Input material:
■ ■ ■ ■

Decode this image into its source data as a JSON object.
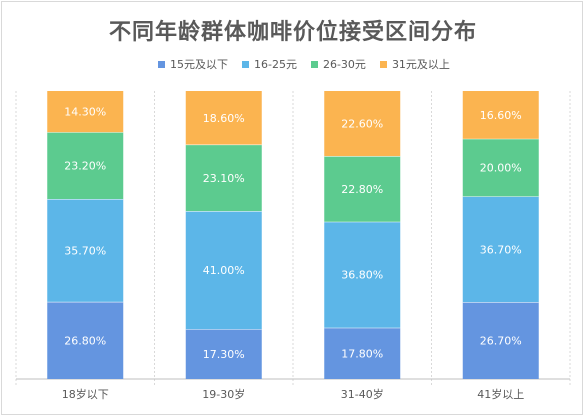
{
  "chart_data": {
    "type": "bar",
    "stacked": true,
    "title": "不同年龄群体咖啡价位接受区间分布",
    "categories": [
      "18岁以下",
      "19-30岁",
      "31-40岁",
      "41岁以上"
    ],
    "series": [
      {
        "name": "15元及以下",
        "color": "#6495e0",
        "values": [
          26.8,
          17.3,
          17.8,
          26.7
        ],
        "labels": [
          "26.80%",
          "17.30%",
          "17.80%",
          "26.70%"
        ]
      },
      {
        "name": "16-25元",
        "color": "#5cb6e8",
        "values": [
          35.7,
          41.0,
          36.8,
          36.7
        ],
        "labels": [
          "35.70%",
          "41.00%",
          "36.80%",
          "36.70%"
        ]
      },
      {
        "name": "26-30元",
        "color": "#5ccb8f",
        "values": [
          23.2,
          23.1,
          22.8,
          20.0
        ],
        "labels": [
          "23.20%",
          "23.10%",
          "22.80%",
          "20.00%"
        ]
      },
      {
        "name": "31元及以上",
        "color": "#fbb450",
        "values": [
          14.3,
          18.6,
          22.6,
          16.6
        ],
        "labels": [
          "14.30%",
          "18.60%",
          "22.60%",
          "16.60%"
        ]
      }
    ],
    "ylim": [
      0,
      100
    ],
    "grid": false,
    "legend_position": "top"
  }
}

■ ■ ■ ■

Challenge:
The records above are to be reproduced exactly; the pictures are to be left out.

Final answer:
Decode this image into its source data as a JSON object.
{
  "chart_data": {
    "type": "bar",
    "stacked": true,
    "title": "不同年龄群体咖啡价位接受区间分布",
    "categories": [
      "18岁以下",
      "19-30岁",
      "31-40岁",
      "41岁以上"
    ],
    "series": [
      {
        "name": "15元及以下",
        "color": "#6495e0",
        "values": [
          26.8,
          17.3,
          17.8,
          26.7
        ],
        "labels": [
          "26.80%",
          "17.30%",
          "17.80%",
          "26.70%"
        ]
      },
      {
        "name": "16-25元",
        "color": "#5cb6e8",
        "values": [
          35.7,
          41.0,
          36.8,
          36.7
        ],
        "labels": [
          "35.70%",
          "41.00%",
          "36.80%",
          "36.70%"
        ]
      },
      {
        "name": "26-30元",
        "color": "#5ccb8f",
        "values": [
          23.2,
          23.1,
          22.8,
          20.0
        ],
        "labels": [
          "23.20%",
          "23.10%",
          "22.80%",
          "20.00%"
        ]
      },
      {
        "name": "31元及以上",
        "color": "#fbb450",
        "values": [
          14.3,
          18.6,
          22.6,
          16.6
        ],
        "labels": [
          "14.30%",
          "18.60%",
          "22.60%",
          "16.60%"
        ]
      }
    ],
    "ylim": [
      0,
      100
    ],
    "grid": false,
    "legend_position": "top"
  }
}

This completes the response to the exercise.